■ GOAL ■
Gather all lines in the entries that include the word "было".

■ DATA SECTION ■
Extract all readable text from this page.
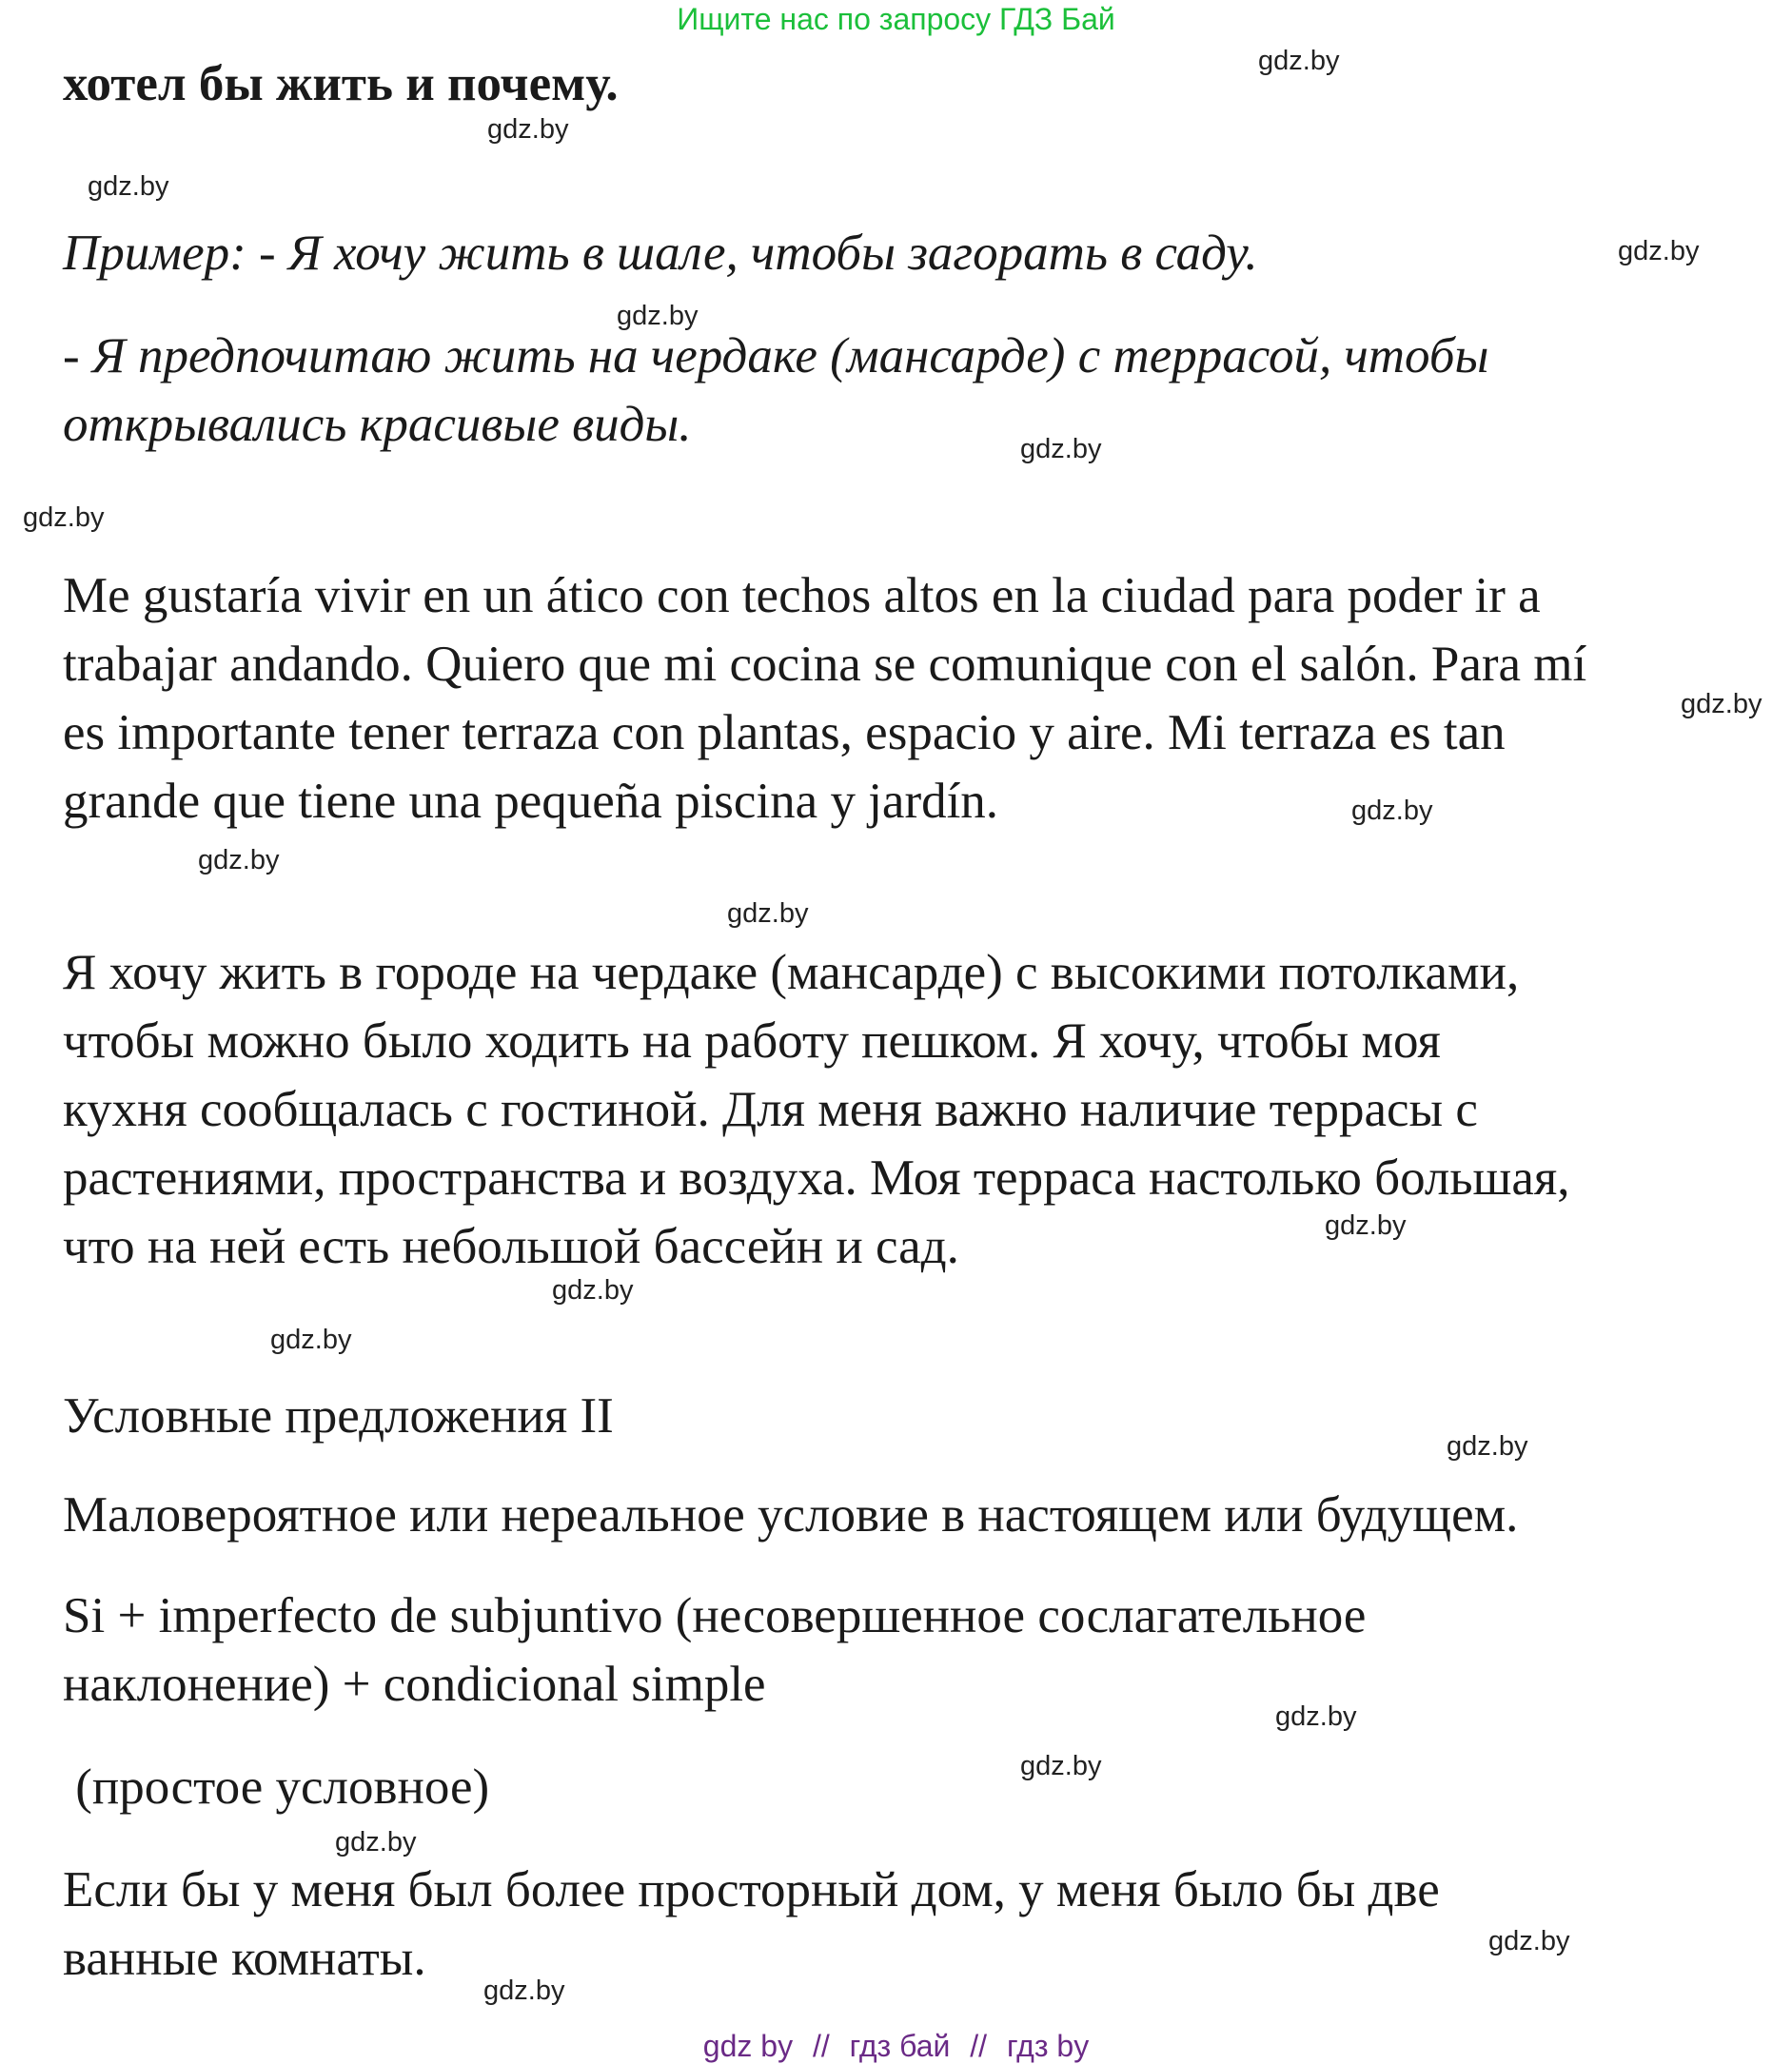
Ищите нас по запросу ГДЗ Бай
хотел бы жить и почему.
Пример: - Я хочу жить в шале, чтобы загорать в саду.
- Я предпочитаю жить на чердаке (мансарде) с террасой, чтобы
открывались красивые виды.
Me gustaría vivir en un ático con techos altos en la ciudad para poder ir a
trabajar andando. Quiero que mi cocina se comunique con el salón. Para mí
es importante tener terraza con plantas, espacio y aire. Mi terraza es tan
grande que tiene una pequeña piscina y jardín.
Я хочу жить в городе на чердаке (мансарде) с высокими потолками,
чтобы можно было ходить на работу пешком. Я хочу, чтобы моя
кухня сообщалась с гостиной. Для меня важно наличие террасы с
растениями, пространства и воздуха. Моя терраса настолько большая,
что на ней есть небольшой бассейн и сад.
Условные предложения II
Маловероятное или нереальное условие в настоящем или будущем.
Si + imperfecto de subjuntivo (несовершенное сослагательное
наклонение) + condicional simple
(простое условное)
Если бы у меня был более просторный дом, у меня было бы две
ванные комнаты.
gdz.by
gdz.by
gdz.by
gdz.by
gdz.by
gdz.by
gdz.by
gdz.by
gdz.by
gdz.by
gdz.by
gdz.by
gdz.by
gdz.by
gdz.by
gdz.by
gdz.by
gdz.by
gdz.by
gdz.by
gdz by // гдз бай // гдз by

■ RESPONSE ■
чтобы можно было ходить на работу пешком. Я хочу, чтобы моя
Если бы у меня был более просторный дом, у меня было бы две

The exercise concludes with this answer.